* [YOUR INSTRUCTIONS]
If a line below contains the string "pattern", copy it out.

━━ ENTRIES SHOWN

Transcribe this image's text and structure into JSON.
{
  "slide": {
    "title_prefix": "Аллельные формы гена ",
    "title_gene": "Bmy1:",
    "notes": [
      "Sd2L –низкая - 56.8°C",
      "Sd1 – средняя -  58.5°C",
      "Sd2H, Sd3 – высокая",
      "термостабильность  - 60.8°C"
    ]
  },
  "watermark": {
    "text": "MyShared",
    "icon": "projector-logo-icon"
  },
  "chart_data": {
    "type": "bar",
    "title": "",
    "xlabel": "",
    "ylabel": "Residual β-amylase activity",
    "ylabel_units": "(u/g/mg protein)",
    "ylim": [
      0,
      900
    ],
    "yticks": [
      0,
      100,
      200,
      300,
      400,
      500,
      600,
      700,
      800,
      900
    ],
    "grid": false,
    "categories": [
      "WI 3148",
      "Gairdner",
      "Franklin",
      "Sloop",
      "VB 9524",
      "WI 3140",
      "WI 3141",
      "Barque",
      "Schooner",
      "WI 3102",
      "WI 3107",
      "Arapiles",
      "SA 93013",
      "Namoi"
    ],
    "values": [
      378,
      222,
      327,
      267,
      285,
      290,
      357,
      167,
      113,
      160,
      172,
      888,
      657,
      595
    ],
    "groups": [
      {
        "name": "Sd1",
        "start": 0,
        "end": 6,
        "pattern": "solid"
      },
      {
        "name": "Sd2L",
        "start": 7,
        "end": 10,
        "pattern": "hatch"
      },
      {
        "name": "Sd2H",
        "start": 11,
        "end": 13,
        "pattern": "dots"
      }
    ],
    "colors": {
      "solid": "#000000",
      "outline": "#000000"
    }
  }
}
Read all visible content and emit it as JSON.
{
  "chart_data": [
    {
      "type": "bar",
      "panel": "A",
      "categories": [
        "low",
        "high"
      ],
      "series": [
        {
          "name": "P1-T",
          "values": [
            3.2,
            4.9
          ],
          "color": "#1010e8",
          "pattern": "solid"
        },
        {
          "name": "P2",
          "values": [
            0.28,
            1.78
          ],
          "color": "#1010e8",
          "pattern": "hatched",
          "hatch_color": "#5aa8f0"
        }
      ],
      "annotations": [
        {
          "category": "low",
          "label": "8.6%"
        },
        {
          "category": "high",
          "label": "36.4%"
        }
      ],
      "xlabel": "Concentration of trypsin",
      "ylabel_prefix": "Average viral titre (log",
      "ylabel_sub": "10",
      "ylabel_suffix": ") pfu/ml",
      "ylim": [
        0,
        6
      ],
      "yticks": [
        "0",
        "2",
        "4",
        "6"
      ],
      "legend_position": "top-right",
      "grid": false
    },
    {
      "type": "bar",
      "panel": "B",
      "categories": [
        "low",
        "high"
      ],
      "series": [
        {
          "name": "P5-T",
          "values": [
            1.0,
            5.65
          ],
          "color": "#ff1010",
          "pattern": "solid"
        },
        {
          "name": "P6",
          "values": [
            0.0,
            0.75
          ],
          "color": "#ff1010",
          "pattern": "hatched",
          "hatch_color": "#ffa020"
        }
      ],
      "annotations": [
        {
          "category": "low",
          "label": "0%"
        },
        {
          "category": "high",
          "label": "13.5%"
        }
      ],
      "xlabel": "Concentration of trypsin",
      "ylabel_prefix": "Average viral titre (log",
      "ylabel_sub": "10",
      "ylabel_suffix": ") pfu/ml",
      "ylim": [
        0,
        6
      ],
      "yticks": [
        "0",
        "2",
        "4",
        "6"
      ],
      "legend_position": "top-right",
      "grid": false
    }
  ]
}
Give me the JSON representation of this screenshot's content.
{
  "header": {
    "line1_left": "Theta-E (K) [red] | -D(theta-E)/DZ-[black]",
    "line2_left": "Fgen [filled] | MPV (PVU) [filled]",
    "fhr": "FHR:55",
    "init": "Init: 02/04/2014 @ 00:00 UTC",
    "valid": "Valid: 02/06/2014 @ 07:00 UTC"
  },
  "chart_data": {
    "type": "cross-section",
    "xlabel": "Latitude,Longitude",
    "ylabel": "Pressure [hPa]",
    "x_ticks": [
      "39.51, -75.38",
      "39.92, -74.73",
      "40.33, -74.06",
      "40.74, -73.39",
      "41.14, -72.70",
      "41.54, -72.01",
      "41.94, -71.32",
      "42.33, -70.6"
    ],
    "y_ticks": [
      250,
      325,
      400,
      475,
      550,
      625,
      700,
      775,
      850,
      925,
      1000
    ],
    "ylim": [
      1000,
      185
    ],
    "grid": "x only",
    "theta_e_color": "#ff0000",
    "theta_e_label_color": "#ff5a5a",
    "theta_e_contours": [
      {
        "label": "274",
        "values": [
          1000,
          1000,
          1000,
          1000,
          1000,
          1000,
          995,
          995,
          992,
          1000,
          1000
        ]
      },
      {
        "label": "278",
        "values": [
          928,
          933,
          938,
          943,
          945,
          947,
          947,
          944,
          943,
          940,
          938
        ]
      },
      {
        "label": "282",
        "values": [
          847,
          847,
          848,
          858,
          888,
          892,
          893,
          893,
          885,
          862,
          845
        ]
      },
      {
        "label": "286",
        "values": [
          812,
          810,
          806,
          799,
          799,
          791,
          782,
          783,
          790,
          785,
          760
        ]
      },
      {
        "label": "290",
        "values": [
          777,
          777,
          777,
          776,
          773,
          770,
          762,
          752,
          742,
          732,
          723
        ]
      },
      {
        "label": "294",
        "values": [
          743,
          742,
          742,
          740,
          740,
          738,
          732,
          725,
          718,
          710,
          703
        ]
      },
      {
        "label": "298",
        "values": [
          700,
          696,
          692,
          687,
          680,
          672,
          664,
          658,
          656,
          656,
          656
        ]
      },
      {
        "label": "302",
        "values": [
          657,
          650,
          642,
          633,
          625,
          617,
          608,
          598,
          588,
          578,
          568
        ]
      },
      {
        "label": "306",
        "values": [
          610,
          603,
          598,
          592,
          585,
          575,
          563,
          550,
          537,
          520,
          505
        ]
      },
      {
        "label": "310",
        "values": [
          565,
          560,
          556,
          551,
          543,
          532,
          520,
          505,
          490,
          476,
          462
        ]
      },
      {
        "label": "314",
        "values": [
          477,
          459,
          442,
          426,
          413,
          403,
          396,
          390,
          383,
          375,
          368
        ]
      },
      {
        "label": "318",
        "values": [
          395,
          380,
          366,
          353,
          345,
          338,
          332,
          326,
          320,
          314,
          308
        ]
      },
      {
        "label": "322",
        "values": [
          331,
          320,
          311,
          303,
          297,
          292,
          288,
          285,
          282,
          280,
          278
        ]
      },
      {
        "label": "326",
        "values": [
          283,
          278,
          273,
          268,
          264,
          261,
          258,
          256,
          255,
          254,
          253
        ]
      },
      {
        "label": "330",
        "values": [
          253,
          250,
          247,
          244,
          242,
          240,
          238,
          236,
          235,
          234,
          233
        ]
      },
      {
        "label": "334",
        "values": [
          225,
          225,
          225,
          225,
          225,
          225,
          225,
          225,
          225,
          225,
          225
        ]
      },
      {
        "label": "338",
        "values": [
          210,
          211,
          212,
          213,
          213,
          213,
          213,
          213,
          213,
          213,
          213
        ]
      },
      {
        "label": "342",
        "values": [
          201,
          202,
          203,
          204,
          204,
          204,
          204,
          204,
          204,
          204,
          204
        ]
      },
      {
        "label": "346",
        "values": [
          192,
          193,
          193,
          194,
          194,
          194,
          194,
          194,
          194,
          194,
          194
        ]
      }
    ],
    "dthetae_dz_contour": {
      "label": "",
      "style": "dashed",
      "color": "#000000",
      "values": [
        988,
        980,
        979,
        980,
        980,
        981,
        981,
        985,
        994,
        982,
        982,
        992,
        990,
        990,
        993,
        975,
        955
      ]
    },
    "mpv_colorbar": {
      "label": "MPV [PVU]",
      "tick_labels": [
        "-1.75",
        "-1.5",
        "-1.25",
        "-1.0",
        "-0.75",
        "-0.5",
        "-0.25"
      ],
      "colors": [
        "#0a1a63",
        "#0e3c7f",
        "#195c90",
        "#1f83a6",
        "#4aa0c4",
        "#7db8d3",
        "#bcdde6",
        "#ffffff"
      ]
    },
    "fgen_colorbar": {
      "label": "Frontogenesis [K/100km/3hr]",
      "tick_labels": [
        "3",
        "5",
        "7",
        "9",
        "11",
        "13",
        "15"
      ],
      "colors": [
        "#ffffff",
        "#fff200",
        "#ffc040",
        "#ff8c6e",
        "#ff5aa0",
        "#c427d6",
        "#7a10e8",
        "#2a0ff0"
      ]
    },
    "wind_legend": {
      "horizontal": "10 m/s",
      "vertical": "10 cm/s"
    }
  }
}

━━━━

* [OUTPUT FOR THIS TASK]
        "pattern": "solid"
        "pattern": "hatch"
        "pattern": "dots"
          "pattern": "solid"
          "pattern": "hatched",
          "pattern": "solid"
          "pattern": "hatched",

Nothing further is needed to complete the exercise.